Given data –
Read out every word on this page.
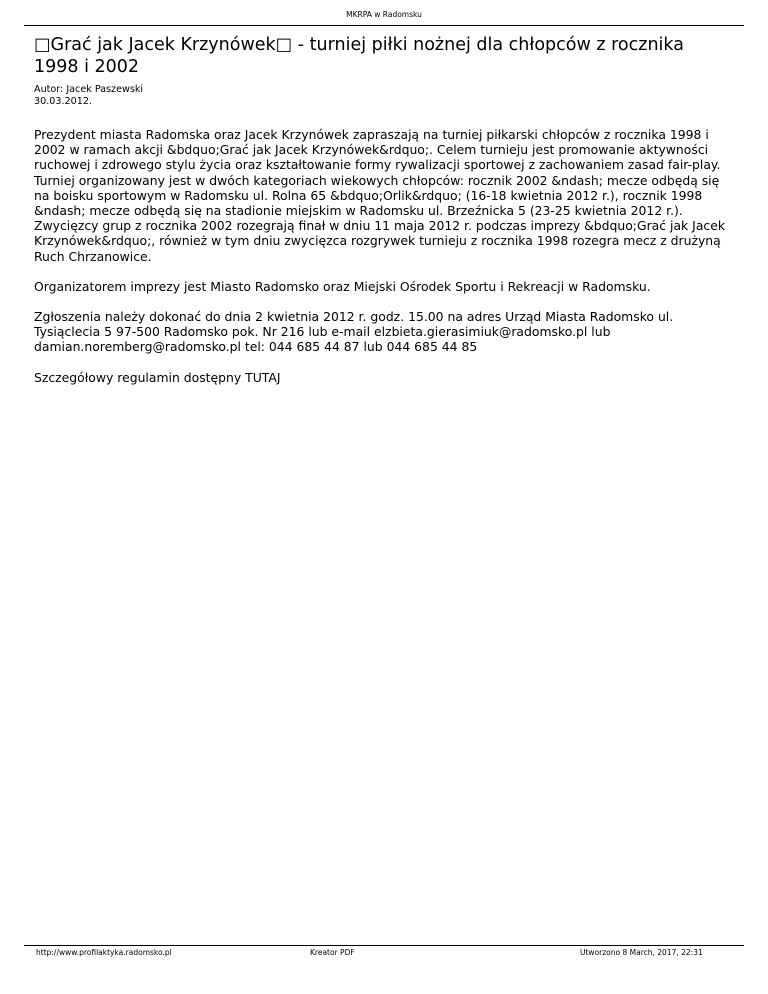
MKRPA w Radomsku
□Grać jak Jacek Krzynówek□ - turniej piłki nożnej dla chłopców z rocznika 1998 i 2002
Autor: Jacek Paszewski
30.03.2012.

Prezydent miasta Radomska oraz Jacek Krzynówek zapraszają na turniej piłkarski chłopców z rocznika 1998 i 2002 w ramach akcji &bdquo;Grać jak Jacek Krzynówek&rdquo;. Celem turnieju jest promowanie aktywności ruchowej i zdrowego stylu życia oraz kształtowanie formy rywalizacji sportowej z zachowaniem zasad fair-play.

Turniej organizowany jest w dwóch kategoriach wiekowych chłopców: rocznik 2002 &ndash; mecze odbędą się na boisku sportowym w Radomsku ul. Rolna 65 &bdquo;Orlik&rdquo; (16-18 kwietnia 2012 r.), rocznik 1998 &ndash; mecze odbędą się na stadionie miejskim w Radomsku ul. Brzeźnicka 5 (23-25 kwietnia 2012 r.).

Zwycięzcy grup z rocznika 2002 rozegrają finał w dniu 11 maja 2012 r. podczas imprezy &bdquo;Grać jak Jacek Krzynówek&rdquo;, również w tym dniu zwycięzca rozgrywek turnieju z rocznika 1998 rozegra mecz z drużyną Ruch Chrzanowice.

Organizatorem imprezy jest Miasto Radomsko oraz Miejski Ośrodek Sportu i Rekreacji w Radomsku.

Zgłoszenia należy dokonać do dnia 2 kwietnia 2012 r. godz. 15.00 na adres Urząd Miasta Radomsko ul. Tysiąclecia 5 97-500 Radomsko pok. Nr 216 lub e-mail elzbieta.gierasimiuk@radomsko.pl lub damian.noremberg@radomsko.pl tel: 044 685 44 87 lub 044 685 44 85

Szczegółowy regulamin dostępny TUTAJ

http://www.profilaktyka.radomsko.pl	Kreator PDF	Utworzono 8 March, 2017, 22:31
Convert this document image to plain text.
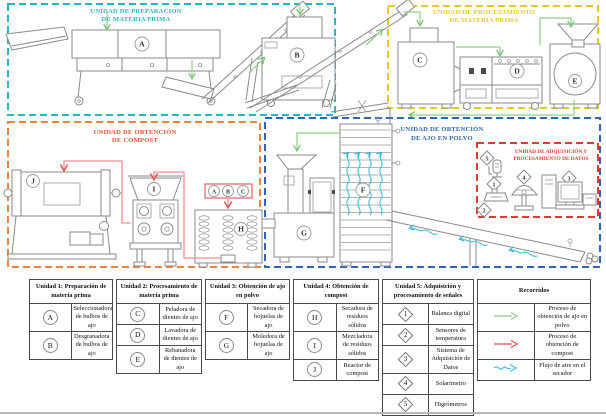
UNIDAD DE PREPARACIÓN
DE MATERIA PRIMA
UNIDAD DE PROCESAMIENTO
DE MATERIA PRIMA
UNIDAD DE OBTENCIÓN
DE COMPOST
UNIDAD DE OBTENCIÓN
DE AJO EN POLVO
UNIDAD DE ADQUISICIÓN Y
PROCESAMIENTO DE DATOS
A
B
C
D
E
G
F
J
I
H
A B C
5
1
2
4	3
Unidad 1: Preparación de materia prima	

A	Seleccionadora de bulbos de ajo

B	Desgranadora de bulbos de ajo
Unidad 2: Procesamiento de materia prima	

C	Peladora de dientes de ajo

D	Lavadora de dientes de ajo

E	Rebanadora de dientes de ajo
Unidad 3: Obtención de ajo en polvo	

F	Secadora de hojuelas de ajo

G	Moledora de hojuelas de ajo
Unidad 4: Obtención de compost	

H	Secadora de residuos sólidos

I	Mezcladora de residuos sólidos

J	Reactor de compost
Unidad 5: Adquisición y procesamiento de señales	

1	Balanza digital

2	Sensores de temperatura

3	Sistema de Adquisición de Datos

4	Solarimetro

5	Higrómetros
Recorridos	
	Proceso de obtención de ajo en polvo
	Proceso de obtención de compost
	Flujo de aire en el secador
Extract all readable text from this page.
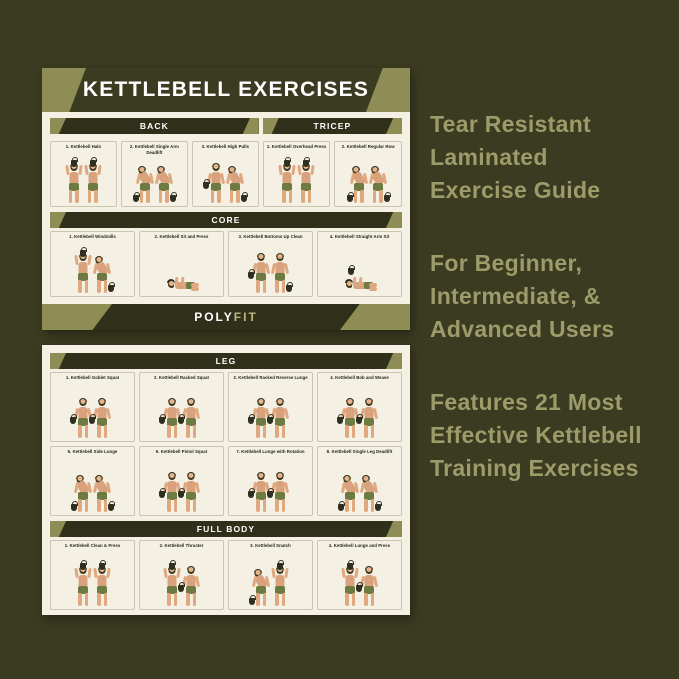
KETTLEBELL EXERCISES
BACK	TRICEP
1. Kettlebell Halo	2. Kettlebell Single Arm Deadlift
3. Kettlebell High Pulls	1. Kettlebell Overhead Press	2. Kettlebell Regular Row
CORE
1. Kettlebell Windmills	2. Kettlebell Sit and Press	3. Kettlebell Bottoms Up Clean	4. Kettlebell Straight Arm Sit
POLYFIT
LEG
1. Kettlebell Goblet Squat	2. Kettlebell Racked Squat	3. Kettlebell Racked Reverse Lunge	4. Kettlebell Bob and Weave
5. Kettlebell Side Lunge	6. Kettlebell Pistol Squat	7. Kettlebell Lunge with Rotation	8. Kettlebell Single Leg Deadlift
FULL BODY
1. Kettlebell Clean & Press	2. Kettlebell Thruster	3. Kettlebell Snatch	4. Kettlebell Lunge and Press
Tear Resistant
Laminated
Exercise Guide
For Beginner,
Intermediate, &
Advanced Users
Features 21 Most
Effective Kettlebell
Training Exercises
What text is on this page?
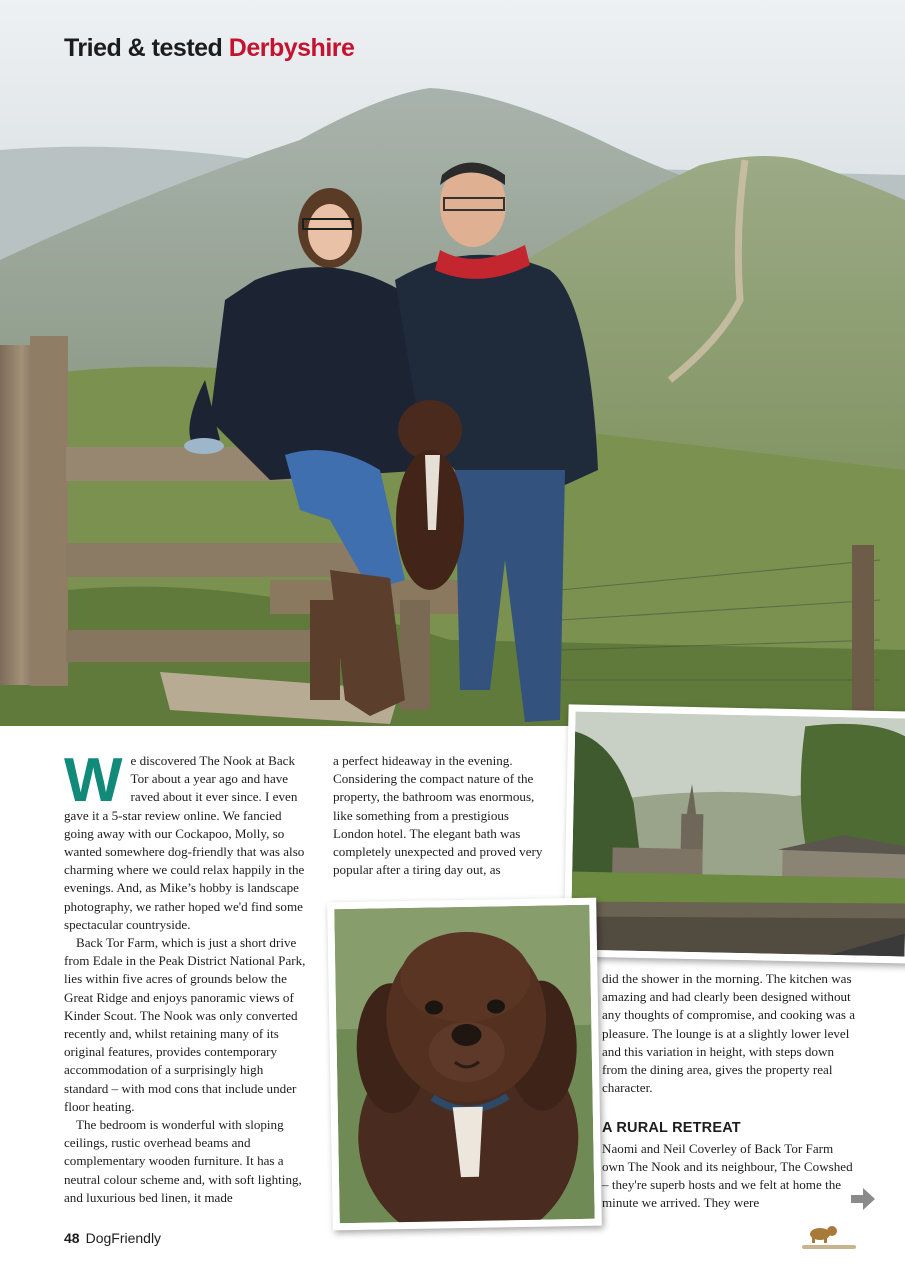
Tried & tested Derbyshire

We discovered The Nook at Back Tor about a year ago and have raved about it ever since. I even gave it a 5-star review online. We fancied going away with our Cockapoo, Molly, so wanted somewhere dog-friendly that was also charming where we could relax happily in the evenings. And, as Mike’s hobby is landscape photography, we rather hoped we'd find some spectacular countryside.

Back Tor Farm, which is just a short drive from Edale in the Peak District National Park, lies within five acres of grounds below the Great Ridge and enjoys panoramic views of Kinder Scout. The Nook was only converted recently and, whilst retaining many of its original features, provides contemporary accommodation of a surprisingly high standard – with mod cons that include under floor heating.

The bedroom is wonderful with sloping ceilings, rustic overhead beams and complementary wooden furniture. It has a neutral colour scheme and, with soft lighting, and luxurious bed linen, it made

a perfect hideaway in the evening. Considering the compact nature of the property, the bathroom was enormous, like something from a prestigious London hotel. The elegant bath was completely unexpected and proved very popular after a tiring day out, as

did the shower in the morning. The kitchen was amazing and had clearly been designed without any thoughts of compromise, and cooking was a pleasure. The lounge is at a slightly lower level and this variation in height, with steps down from the dining area, gives the property real character.

A RURAL RETREAT

Naomi and Neil Coverley of Back Tor Farm own The Nook and its neighbour, The Cowshed – they're superb hosts and we felt at home the minute we arrived. They were

48 DogFriendly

Objective – Count up every line above that has the word "bulbos" in it; answer with the number alone.

Answer to the exercise – 2